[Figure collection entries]
━━━━━━━━━━━━━━━━━━━━━━━━━━━━━━

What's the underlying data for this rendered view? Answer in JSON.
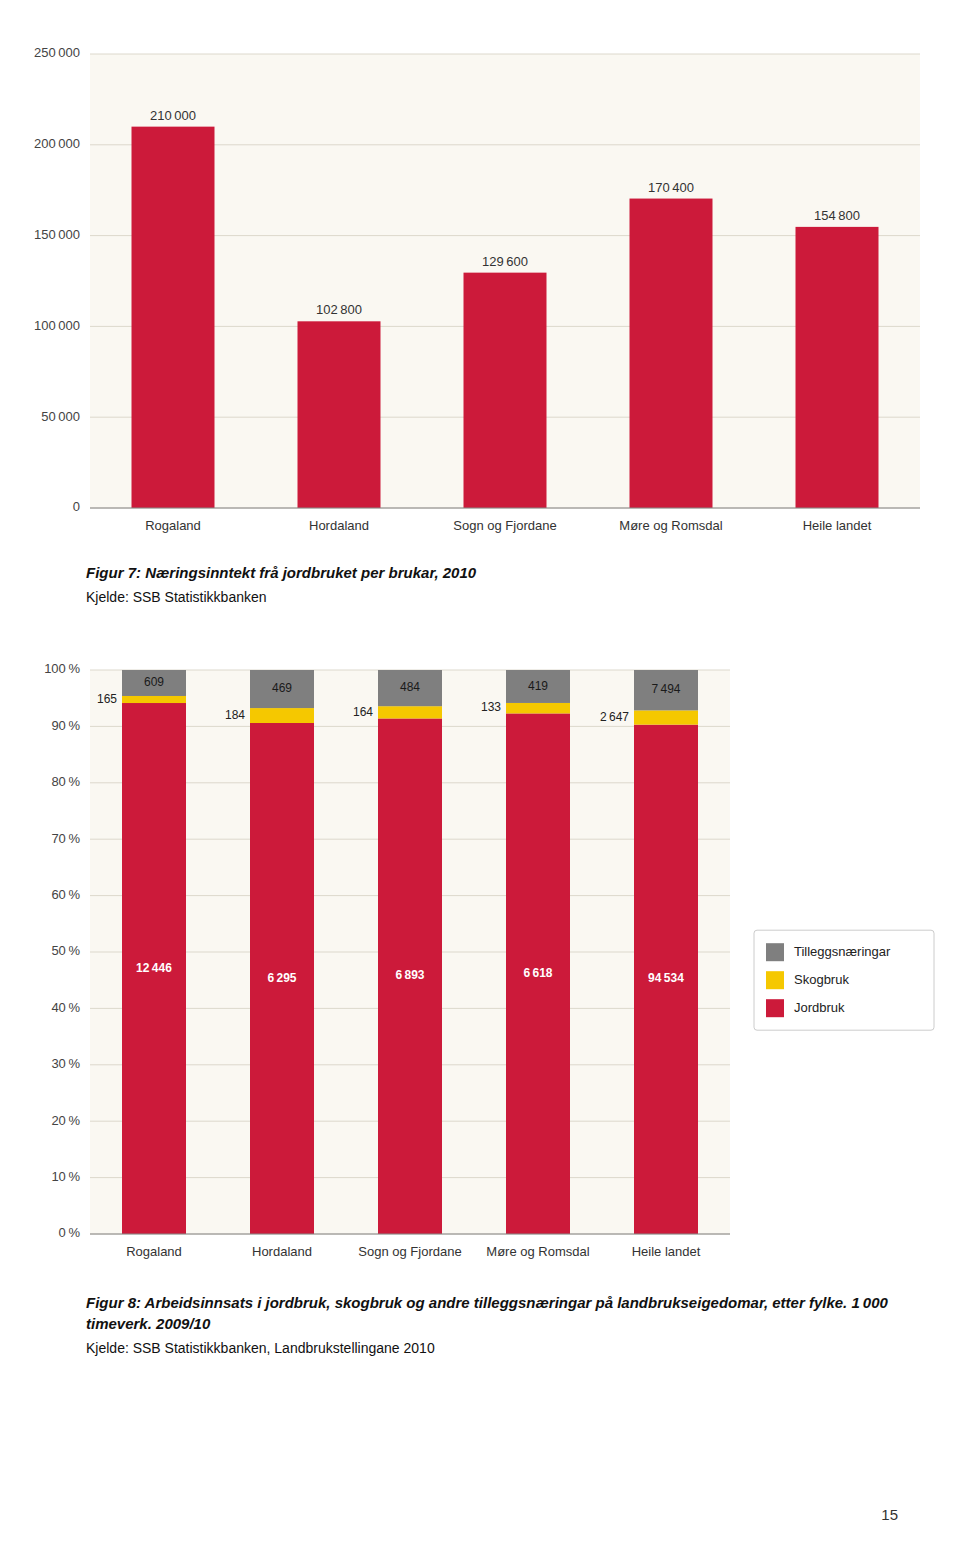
{
  "page_number": "15",
  "chart_data": [
    {
      "type": "bar",
      "title": "Figur 7: Næringsinntekt frå jordbruket per brukar, 2010",
      "annotations": [
        "Kjelde: SSB Statistikkbanken"
      ],
      "categories": [
        "Rogaland",
        "Hordaland",
        "Sogn og Fjordane",
        "Møre og Romsdal",
        "Heile landet"
      ],
      "values": [
        210000,
        102800,
        129600,
        170400,
        154800
      ],
      "value_labels": [
        "210 000",
        "102 800",
        "129 600",
        "170 400",
        "154 800"
      ],
      "data_labels": true,
      "color": "#cc1a3a",
      "ylim": [
        0,
        250000
      ],
      "yticks": [
        0,
        {
          "value": 50000,
          "label": "50 000"
        },
        {
          "value": 100000,
          "label": "100 000"
        },
        {
          "value": 150000,
          "label": "150 000"
        },
        {
          "value": 200000,
          "label": "200 000"
        },
        {
          "value": 250000,
          "label": "250 000"
        }
      ],
      "grid": true
    },
    {
      "type": "bar",
      "stacked": true,
      "title": "Figur 8: Arbeidsinnsats i jordbruk, skogbruk og andre tilleggsnæringar på landbrukseigedomar, etter fylke. 1 000 timeverk. 2009/10",
      "annotations": [
        "Kjelde: SSB Statistikkbanken, Landbrukstellingane 2010"
      ],
      "categories": [
        "Rogaland",
        "Hordaland",
        "Sogn og Fjordane",
        "Møre og Romsdal",
        "Heile landet"
      ],
      "series": [
        {
          "name": "Jordbruk",
          "color": "#cc1a3a",
          "values": [
            94.1452,
            90.6016,
            91.407,
            92.3013,
            90.3119
          ],
          "counts": [
            12446,
            6295,
            6893,
            6618,
            94534
          ],
          "count_labels": [
            "12 446",
            "6 295",
            "6 893",
            "6 618",
            "94 534"
          ]
        },
        {
          "name": "Skogbruk",
          "color": "#f5c800",
          "values": [
            1.2481,
            2.6482,
            2.1748,
            1.8549,
            2.5288
          ],
          "counts": [
            165,
            184,
            164,
            133,
            2647
          ],
          "count_labels": [
            "165",
            "184",
            "164",
            "133",
            "2 647"
          ]
        },
        {
          "name": "Tilleggsnæringar",
          "color": "#7f7f7f",
          "values": [
            4.6067,
            6.7501,
            6.4182,
            5.8438,
            7.1593
          ],
          "counts": [
            609,
            469,
            484,
            419,
            7494
          ],
          "count_labels": [
            "609",
            "469",
            "484",
            "419",
            "7 494"
          ]
        }
      ],
      "ylim": [
        0,
        100
      ],
      "yticks": [
        {
          "value": 0,
          "label": "0 %"
        },
        {
          "value": 10,
          "label": "10 %"
        },
        {
          "value": 20,
          "label": "20 %"
        },
        {
          "value": 30,
          "label": "30 %"
        },
        {
          "value": 40,
          "label": "40 %"
        },
        {
          "value": 50,
          "label": "50 %"
        },
        {
          "value": 60,
          "label": "60 %"
        },
        {
          "value": 70,
          "label": "70 %"
        },
        {
          "value": 80,
          "label": "80 %"
        },
        {
          "value": 90,
          "label": "90 %"
        },
        {
          "value": 100,
          "label": "100 %"
        }
      ],
      "grid": true,
      "legend": "right"
    }
  ]
}
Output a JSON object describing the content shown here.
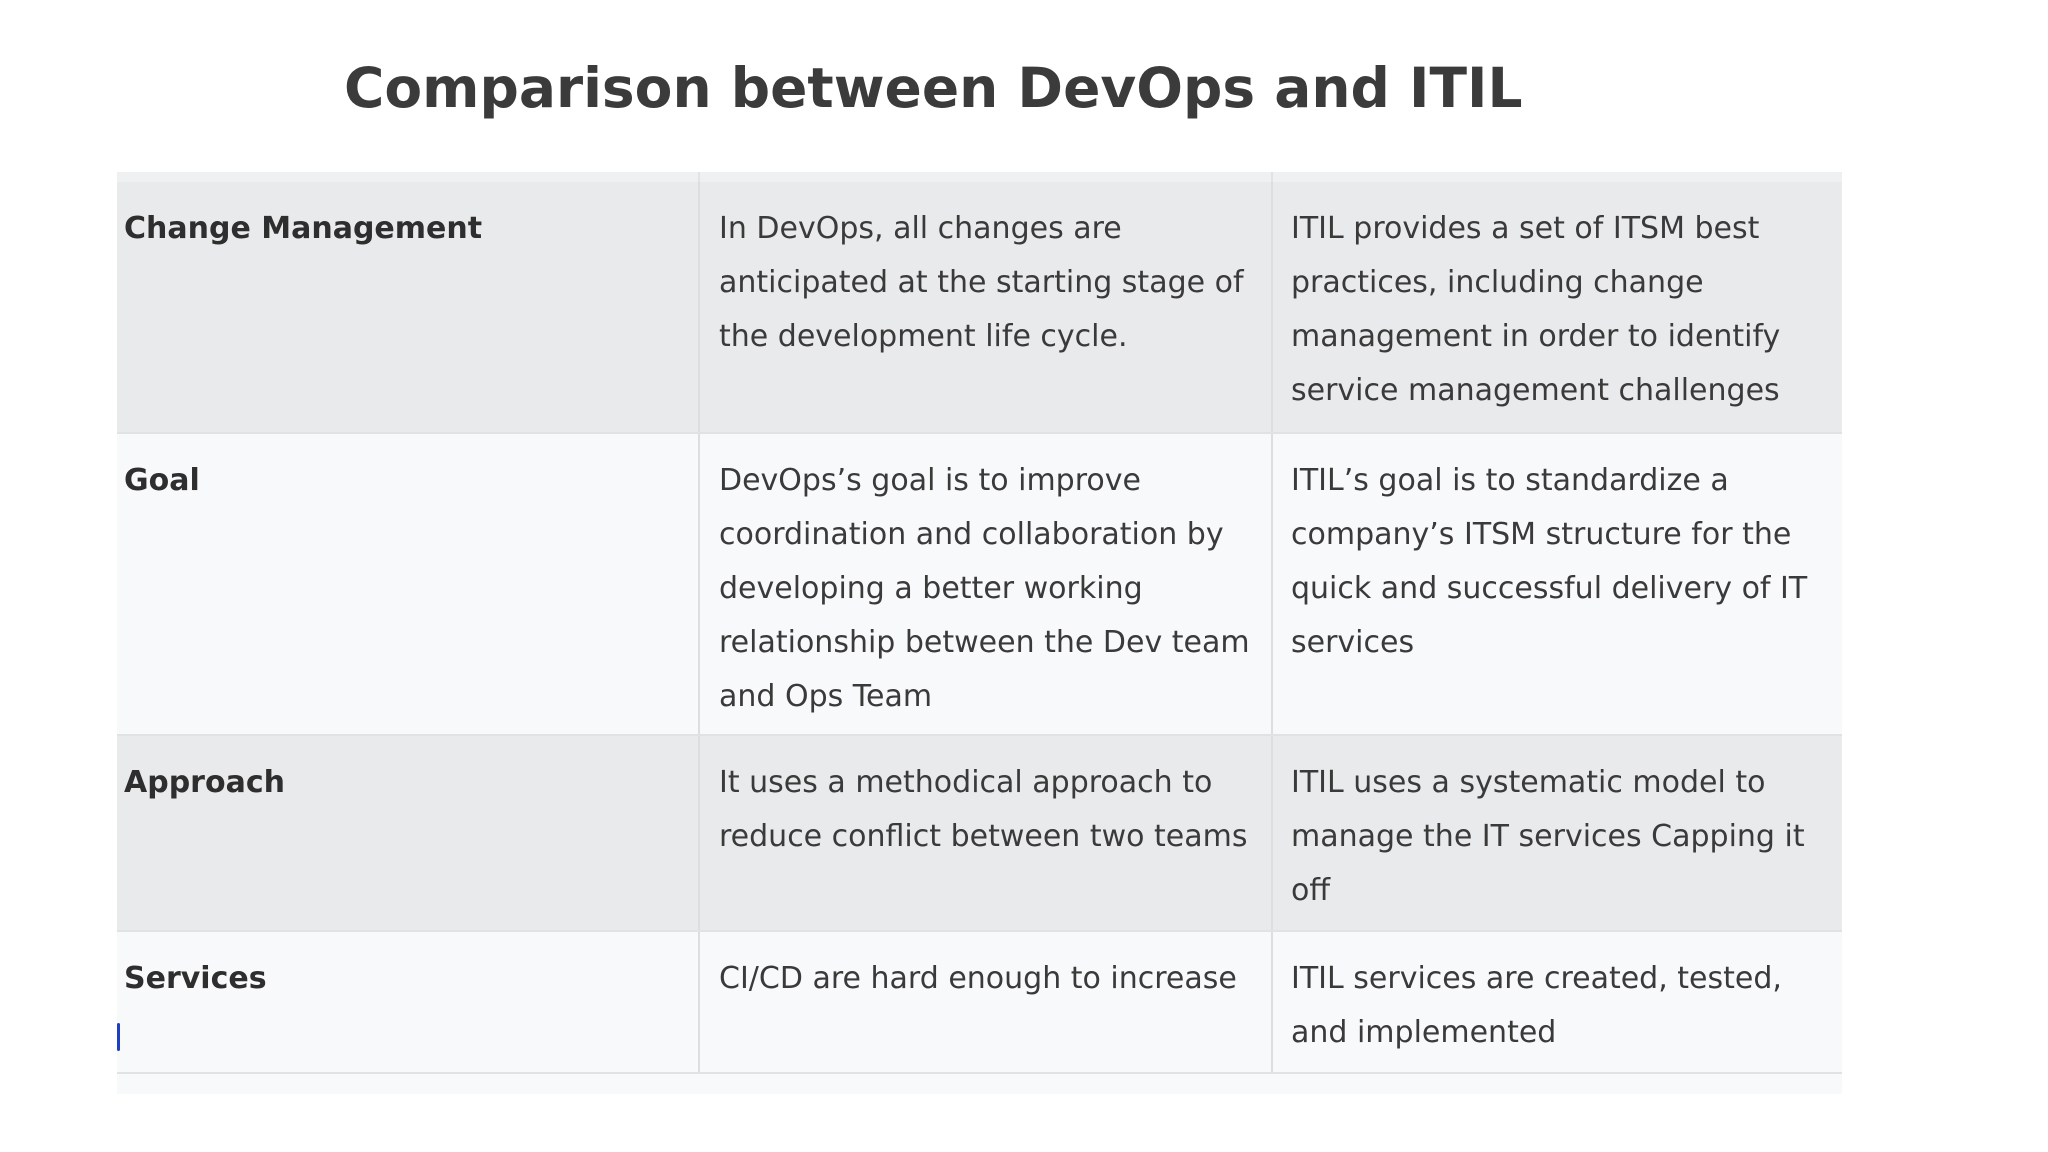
{
  "title": "Comparison between DevOps and ITIL",
  "table": {
    "rows": [
      {
        "label": "Change Management",
        "devops": "In DevOps, all changes are anticipated at the starting stage of the development life cycle.",
        "itil": "ITIL provides a set of ITSM best practices, including change management in order to identify service management challenges"
      },
      {
        "label": "Goal",
        "devops": "DevOps’s goal is to improve coordination and collaboration by developing a better working relationship between the Dev team and Ops Team",
        "itil": "ITIL’s goal is to standardize a company’s ITSM structure for the quick and successful delivery of IT services"
      },
      {
        "label": "Approach",
        "devops": "It uses a methodical approach to reduce conflict between two teams",
        "itil": "ITIL uses a systematic model to manage the IT services Capping it off"
      },
      {
        "label": "Services",
        "devops": "CI/CD are hard enough to increase",
        "itil": "ITIL services are created, tested, and implemented"
      }
    ]
  },
  "colors": {
    "title": "#3b3b3b",
    "row_shaded": "#e9eaeb",
    "row_light": "#f8f9fa",
    "grid_line": "#e0e2e4",
    "text": "#3a3a3a"
  }
}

━━━━━━━━━━━━━━━━━━━━━━━━━━━━━━

### AIM OF THE TASK
Images in the records should not be copied. Repeat all the rest exactly.

### TASK RESPONSE
What's the underlying data for this rendered view? Answer in JSON.
{
  "page_number": "15",
  "chart_data": [
    {
      "type": "bar",
      "title": "Figur 7: Næringsinntekt frå jordbruket per brukar, 2010",
      "annotations": [
        "Kjelde: SSB Statistikkbanken"
      ],
      "categories": [
        "Rogaland",
        "Hordaland",
        "Sogn og Fjordane",
        "Møre og Romsdal",
        "Heile landet"
      ],
      "values": [
        210000,
        102800,
        129600,
        170400,
        154800
      ],
      "value_labels": [
        "210 000",
        "102 800",
        "129 600",
        "170 400",
        "154 800"
      ],
      "data_labels": true,
      "color": "#cc1a3a",
      "ylim": [
        0,
        250000
      ],
      "yticks": [
        0,
        {
          "value": 50000,
          "label": "50 000"
        },
        {
          "value": 100000,
          "label": "100 000"
        },
        {
          "value": 150000,
          "label": "150 000"
        },
        {
          "value": 200000,
          "label": "200 000"
        },
        {
          "value": 250000,
          "label": "250 000"
        }
      ],
      "grid": true
    },
    {
      "type": "bar",
      "stacked": true,
      "title": "Figur 8: Arbeidsinnsats i jordbruk, skogbruk og andre tilleggsnæringar på landbrukseigedomar, etter fylke. 1 000 timeverk. 2009/10",
      "annotations": [
        "Kjelde: SSB Statistikkbanken, Landbrukstellingane 2010"
      ],
      "categories": [
        "Rogaland",
        "Hordaland",
        "Sogn og Fjordane",
        "Møre og Romsdal",
        "Heile landet"
      ],
      "series": [
        {
          "name": "Jordbruk",
          "color": "#cc1a3a",
          "values": [
            94.1452,
            90.6016,
            91.407,
            92.3013,
            90.3119
          ],
          "counts": [
            12446,
            6295,
            6893,
            6618,
            94534
          ],
          "count_labels": [
            "12 446",
            "6 295",
            "6 893",
            "6 618",
            "94 534"
          ]
        },
        {
          "name": "Skogbruk",
          "color": "#f5c800",
          "values": [
            1.2481,
            2.6482,
            2.1748,
            1.8549,
            2.5288
          ],
          "counts": [
            165,
            184,
            164,
            133,
            2647
          ],
          "count_labels": [
            "165",
            "184",
            "164",
            "133",
            "2 647"
          ]
        },
        {
          "name": "Tilleggsnæringar",
          "color": "#7f7f7f",
          "values": [
            4.6067,
            6.7501,
            6.4182,
            5.8438,
            7.1593
          ],
          "counts": [
            609,
            469,
            484,
            419,
            7494
          ],
          "count_labels": [
            "609",
            "469",
            "484",
            "419",
            "7 494"
          ]
        }
      ],
      "ylim": [
        0,
        100
      ],
      "yticks": [
        {
          "value": 0,
          "label": "0 %"
        },
        {
          "value": 10,
          "label": "10 %"
        },
        {
          "value": 20,
          "label": "20 %"
        },
        {
          "value": 30,
          "label": "30 %"
        },
        {
          "value": 40,
          "label": "40 %"
        },
        {
          "value": 50,
          "label": "50 %"
        },
        {
          "value": 60,
          "label": "60 %"
        },
        {
          "value": 70,
          "label": "70 %"
        },
        {
          "value": 80,
          "label": "80 %"
        },
        {
          "value": 90,
          "label": "90 %"
        },
        {
          "value": 100,
          "label": "100 %"
        }
      ],
      "grid": true,
      "legend": "right"
    }
  ]
}
Output a JSON object describing the content shown here.
{
  "title": "Comparison between DevOps and ITIL",
  "table": {
    "rows": [
      {
        "label": "Change Management",
        "devops": "In DevOps, all changes are anticipated at the starting stage of the development life cycle.",
        "itil": "ITIL provides a set of ITSM best practices, including change management in order to identify service management challenges"
      },
      {
        "label": "Goal",
        "devops": "DevOps’s goal is to improve coordination and collaboration by developing a better working relationship between the Dev team and Ops Team",
        "itil": "ITIL’s goal is to standardize a company’s ITSM structure for the quick and successful delivery of IT services"
      },
      {
        "label": "Approach",
        "devops": "It uses a methodical approach to reduce conflict between two teams",
        "itil": "ITIL uses a systematic model to manage the IT services Capping it off"
      },
      {
        "label": "Services",
        "devops": "CI/CD are hard enough to increase",
        "itil": "ITIL services are created, tested, and implemented"
      }
    ]
  },
  "colors": {
    "title": "#3b3b3b",
    "row_shaded": "#e9eaeb",
    "row_light": "#f8f9fa",
    "grid_line": "#e0e2e4",
    "text": "#3a3a3a"
  }
}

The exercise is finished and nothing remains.